Minister of Health and Welfare
- In office 4 July 2000 – 5 December 2000
- Prime Minister: Yoshirō Mori
- Preceded by: Yuya Niwa
- Succeeded by: Chikara Sakaguchi
- In office 28 February 1990 – 29 December 1990
- Prime Minister: Toshiki Kaifu
- Preceded by: Saburō Toida
- Succeeded by: Shinichirō Shimojō

Member of the House of Representatives
- In office 5 December 1976 – 21 July 2009
- Preceded by: Takudō Nakamura
- Succeeded by: Hokuto Yokoyama
- Constituency: Former Aomori 1st (1976–1996) Aomori 1st (1996–2009)

Personal details
- Born: Yuji Shima 24 January 1930 Suginami, Tokyo, Japan
- Died: 25 October 2023 (aged 93) Tokyo, Japan
- Party: Liberal Democratic
- Spouse: Sonoko Tsushima
- Children: Jun Tsushima
- Relatives: Osamu Dazai (father-in-law) Yūko Tsushima (sister-in-law)
- Alma mater: University of Tokyo Syracuse University

= Yūji Tsushima =

Japanese politician (1930–2023)

Yūji Tsushima (津島 雄二, Tsushima Yūji) was a Japanese politician who served in the House of Representatives in the Diet (national legislature) as a member of the Liberal Democratic Party.

== Early life and career ==
Tsushima was born in Tokyo Prefecture as Yuji Shima and adopted his mother's family name at age 3, becoming Yuji Ueno. He attended the University of Tokyo and passed the bar exam while still in college. In 1953, he joined the Ministry of Finance. During this time he attended Syracuse University in the United States as a part of the Fulbright Program.

Tsushima worked in the Japanese Embassy in Paris from 1963 to 1967. While stationed in Paris, he adopted the Tsushima family name upon his marriage to Sonoko Tsushima, the daughter of writer Osamu Dazai (Shuji Tsushima) and niece of politician Bunji Tsushima.

Leaving the ministry in 1974, he was elected to the House of Representatives in 1976, representing Aomori Prefecture. He served as the Minister of Health in 1990 and 2000.

Tsushima was elected to head the LDP faction of former Prime Minister Ryutaro Hashimoto in 2005 following Hashimoto's resignation amid a 100 million yen political funds scandal.

On 19 July 2009, after 33 consecutive years in office, Tsushima announced that he had no plan to run in the following election. His seat was taken over by opposition candidate Hokuto Yokoyama in the 2009 general election.

> [DATA EXTRACT]:
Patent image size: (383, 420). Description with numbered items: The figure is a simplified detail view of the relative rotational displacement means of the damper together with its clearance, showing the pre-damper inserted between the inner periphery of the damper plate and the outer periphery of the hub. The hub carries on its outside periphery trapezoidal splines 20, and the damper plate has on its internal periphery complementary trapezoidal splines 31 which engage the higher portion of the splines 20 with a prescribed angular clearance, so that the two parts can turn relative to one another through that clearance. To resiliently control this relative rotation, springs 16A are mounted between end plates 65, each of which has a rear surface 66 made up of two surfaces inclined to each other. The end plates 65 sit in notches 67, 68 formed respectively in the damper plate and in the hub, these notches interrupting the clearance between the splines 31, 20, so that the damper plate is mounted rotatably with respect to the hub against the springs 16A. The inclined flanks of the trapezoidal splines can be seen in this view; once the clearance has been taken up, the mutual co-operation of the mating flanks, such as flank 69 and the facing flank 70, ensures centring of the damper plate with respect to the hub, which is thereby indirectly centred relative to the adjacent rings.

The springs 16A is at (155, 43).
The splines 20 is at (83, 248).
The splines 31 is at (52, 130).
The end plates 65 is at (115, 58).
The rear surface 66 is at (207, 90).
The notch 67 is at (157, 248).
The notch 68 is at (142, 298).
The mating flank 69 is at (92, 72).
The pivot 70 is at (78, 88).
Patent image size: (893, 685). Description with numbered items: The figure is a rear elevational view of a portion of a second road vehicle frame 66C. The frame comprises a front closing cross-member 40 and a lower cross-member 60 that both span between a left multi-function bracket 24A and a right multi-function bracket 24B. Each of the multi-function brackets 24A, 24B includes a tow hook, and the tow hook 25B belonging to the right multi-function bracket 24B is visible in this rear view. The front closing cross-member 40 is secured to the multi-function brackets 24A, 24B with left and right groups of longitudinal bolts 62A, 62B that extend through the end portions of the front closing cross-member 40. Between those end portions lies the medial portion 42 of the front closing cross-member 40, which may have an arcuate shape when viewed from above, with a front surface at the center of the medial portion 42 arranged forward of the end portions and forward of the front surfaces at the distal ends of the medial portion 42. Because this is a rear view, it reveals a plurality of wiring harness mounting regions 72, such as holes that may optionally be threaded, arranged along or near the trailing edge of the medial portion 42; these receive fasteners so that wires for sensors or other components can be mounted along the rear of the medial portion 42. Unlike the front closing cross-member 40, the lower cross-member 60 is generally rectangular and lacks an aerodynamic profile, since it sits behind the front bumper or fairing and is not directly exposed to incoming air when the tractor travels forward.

> [WORK TASK A]:
Decide whether each statement agrees with the Yūji Tsushima text. For each, answer yes or no and quote the text's deciding words.
(i) Tsushima joined the Ministry of Finance in 1953.
(ii) Tsushima worked in the Japanese Embassy in Paris until 1970.
(iii) Tsushima ran in the 2009 general election.
> [WORK TASK B]:
Sum up the Yūji Tsushima text in two sentences.
> [WORK TASK C]:
Answer these questions using the Yūji Tsushima text.
(i) What was Tsushima's name at birth?
(ii) Who was the father of Tsushima's wife, Sonoko Tsushima?
(iii) Who preceded Tsushima as a member of the House of Representatives?
The rows come from a different source than the Yūji Tsushima text.

> [EXPECTED OUTPUT A]:
(i) Yes: "In 1953, he joined the Ministry of Finance."
(ii) No: "Tsushima worked in the Japanese Embassy in Paris from 1963 to 1967."
(iii) No: "Tsushima announced that he had no plan to run in the following election."

> [EXPECTED OUTPUT B]:
Yūji Tsushima was a Liberal Democratic Party politician who worked at the Ministry of Finance and was then elected to the House of Representatives for Aomori Prefecture in 1976, serving as Minister of Health in 1990 and 2000. He was elected to head former Prime Minister Ryutaro Hashimoto's faction in 2005, and in 2009, after 33 consecutive years in office, he chose not to run again, and opposition candidate Hokuto Yokoyama took his seat.

> [EXPECTED OUTPUT C]:
(i) Yuji Shima
(ii) Writer Osamu Dazai (Shuji Tsushima)
(iii) Takudō Nakamura